**STATED TASK:**
Check every line below for the string "structured", and copy the lines that contain it.

**GIVEN RECORDS:**

<<<<

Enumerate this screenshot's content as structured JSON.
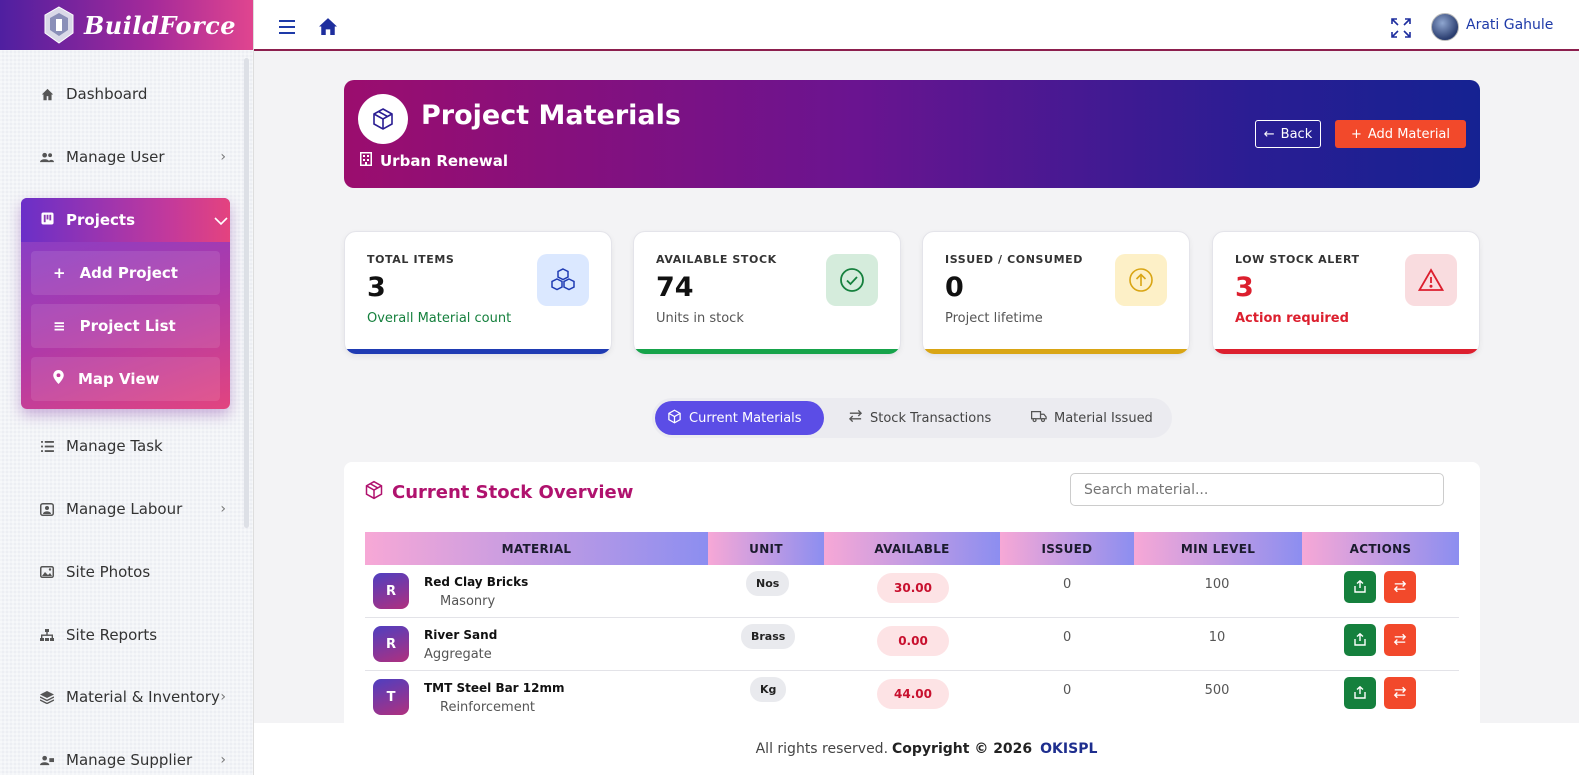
{
  "brand": {
    "name": "BuildForce"
  },
  "sidebar": {
    "items": [
      {
        "label": "Dashboard",
        "icon": "home-icon"
      },
      {
        "label": "Manage User",
        "icon": "users-icon"
      },
      {
        "label": "Projects",
        "icon": "project-icon"
      },
      {
        "label": "Manage Task",
        "icon": "list-icon"
      },
      {
        "label": "Manage Labour",
        "icon": "badge-icon"
      },
      {
        "label": "Site Photos",
        "icon": "image-icon"
      },
      {
        "label": "Site Reports",
        "icon": "sitemap-icon"
      },
      {
        "label": "Material & Inventory",
        "icon": "layers-icon"
      },
      {
        "label": "Manage Supplier",
        "icon": "supplier-icon"
      }
    ],
    "projects_sub": [
      {
        "label": "Add Project",
        "icon": "plus-icon"
      },
      {
        "label": "Project List",
        "icon": "menu-icon"
      },
      {
        "label": "Map View",
        "icon": "map-pin-icon"
      }
    ]
  },
  "topbar": {
    "user_name": "Arati Gahule"
  },
  "banner": {
    "title": "Project Materials",
    "project": "Urban Renewal",
    "back_label": "Back",
    "add_label": "Add Material"
  },
  "stats": [
    {
      "label": "TOTAL ITEMS",
      "value": "3",
      "sub": "Overall Material count",
      "color": "#1f3bb3"
    },
    {
      "label": "AVAILABLE STOCK",
      "value": "74",
      "sub": "Units in stock",
      "color": "#16a34a"
    },
    {
      "label": "ISSUED / CONSUMED",
      "value": "0",
      "sub": "Project lifetime",
      "color": "#d9a514"
    },
    {
      "label": "LOW STOCK ALERT",
      "value": "3",
      "sub": "Action required",
      "color": "#dc1f2e"
    }
  ],
  "tabs": [
    {
      "label": "Current Materials",
      "icon": "box-icon"
    },
    {
      "label": "Stock Transactions",
      "icon": "swap-icon"
    },
    {
      "label": "Material Issued",
      "icon": "truck-icon"
    }
  ],
  "panel": {
    "title": "Current Stock Overview",
    "search_placeholder": "Search material...",
    "columns": [
      "MATERIAL",
      "UNIT",
      "AVAILABLE",
      "ISSUED",
      "MIN LEVEL",
      "ACTIONS"
    ],
    "rows": [
      {
        "initial": "R",
        "name": "Red Clay Bricks",
        "category": "Masonry",
        "unit": "Nos",
        "available": "30.00",
        "issued": "0",
        "min": "100"
      },
      {
        "initial": "R",
        "name": "River Sand",
        "category": "Aggregate",
        "unit": "Brass",
        "available": "0.00",
        "issued": "0",
        "min": "10"
      },
      {
        "initial": "T",
        "name": "TMT Steel Bar 12mm",
        "category": "Reinforcement",
        "unit": "Kg",
        "available": "44.00",
        "issued": "0",
        "min": "500"
      }
    ]
  },
  "footer": {
    "text": "All rights reserved.",
    "copyright": "Copyright © 2026",
    "org": "OKISPL"
  }
}
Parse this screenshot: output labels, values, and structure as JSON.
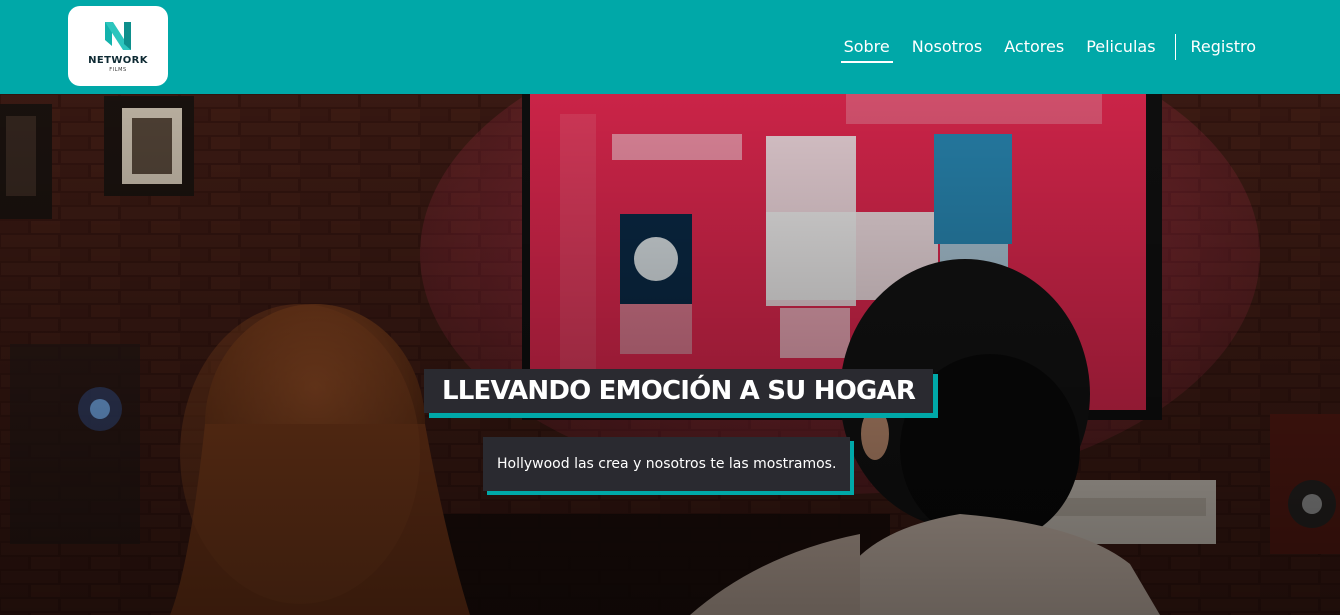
{
  "brand": {
    "name": "NETWORK",
    "sub": "FILMS",
    "logo_icon": "n-letter-logo",
    "color": "#00a8a8"
  },
  "nav": {
    "items": [
      {
        "label": "Sobre",
        "active": true
      },
      {
        "label": "Nosotros",
        "active": false
      },
      {
        "label": "Actores",
        "active": false
      },
      {
        "label": "Peliculas",
        "active": false
      }
    ],
    "register": "Registro"
  },
  "hero": {
    "headline": "LLEVANDO EMOCIÓN A SU HOGAR",
    "subline": "Hollywood las crea y nosotros te las mostramos.",
    "background_image": "couple-watching-tv-photo"
  }
}
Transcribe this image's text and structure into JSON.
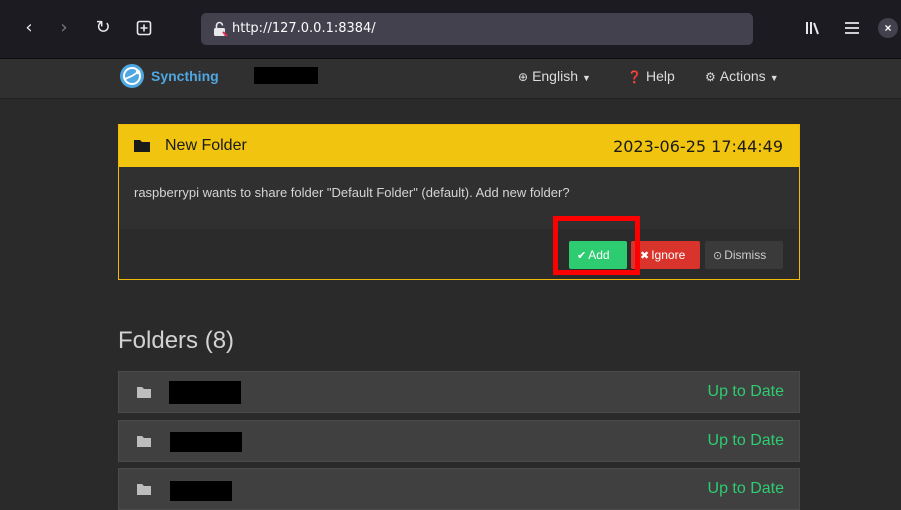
{
  "browser": {
    "back_icon": "chevron-left-icon",
    "forward_icon": "chevron-right-icon",
    "reload_icon": "reload-icon",
    "new_tab_icon": "plus-square-icon",
    "url": "http://127.0.0.1:8384/",
    "library_icon": "library-icon",
    "menu_icon": "hamburger-icon",
    "close_icon": "close-icon"
  },
  "navbar": {
    "brand": "Syncthing",
    "language": "English",
    "help": "Help",
    "actions": "Actions"
  },
  "notification": {
    "title": "New Folder",
    "date": "2023-06-25 17:44:49",
    "message": "raspberrypi wants to share folder \"Default Folder\" (default). Add new folder?",
    "add_label": "Add",
    "ignore_label": "Ignore",
    "dismiss_label": "Dismiss"
  },
  "folders": {
    "title": "Folders (8)",
    "items": [
      {
        "status": "Up to Date"
      },
      {
        "status": "Up to Date"
      },
      {
        "status": "Up to Date"
      }
    ]
  },
  "colors": {
    "accent": "#f1c40f",
    "success": "#2ecc71",
    "danger": "#d9342b",
    "highlight": "#ff0000"
  }
}
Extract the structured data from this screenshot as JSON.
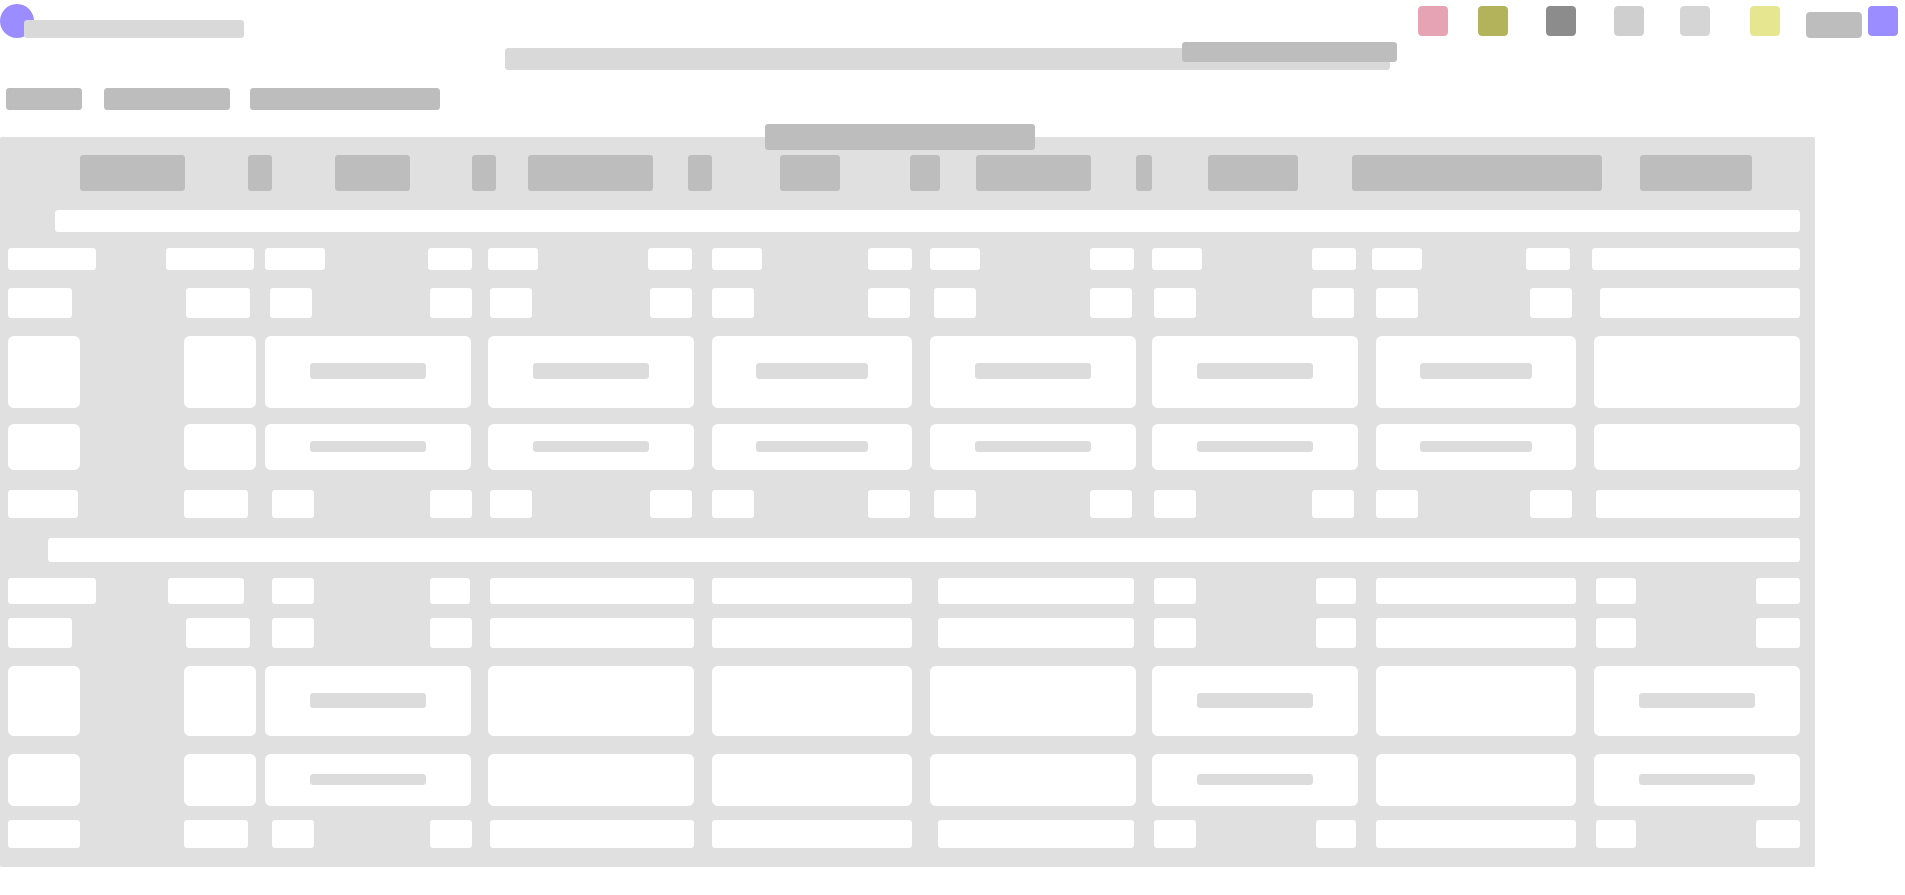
{
  "window": {
    "title": "",
    "tabs": [
      "",
      "",
      ""
    ]
  },
  "toolbar": {
    "icons": [
      "pink-square-icon",
      "olive-square-icon",
      "dark-square-icon",
      "light-square-icon",
      "gray-square-icon",
      "yellow-square-icon",
      "text-badge-icon",
      "purple-corner-icon"
    ],
    "colors": {
      "pink": "#e6a3b4",
      "olive": "#b2b35a",
      "dark": "#8c8c8c",
      "light": "#cfcfcf",
      "gray": "#d5d5d5",
      "yellow": "#e6e690",
      "purple": "#9b8cff"
    }
  },
  "search": {
    "placeholder": ""
  },
  "table": {
    "columns": [
      "",
      "",
      "",
      "",
      "",
      "",
      "",
      "",
      "",
      ""
    ],
    "rows": 10
  }
}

>>>>

**REPLY:**
Enumerate this screenshot's content as structured JSON.
Extract the structured data from this screenshot as JSON.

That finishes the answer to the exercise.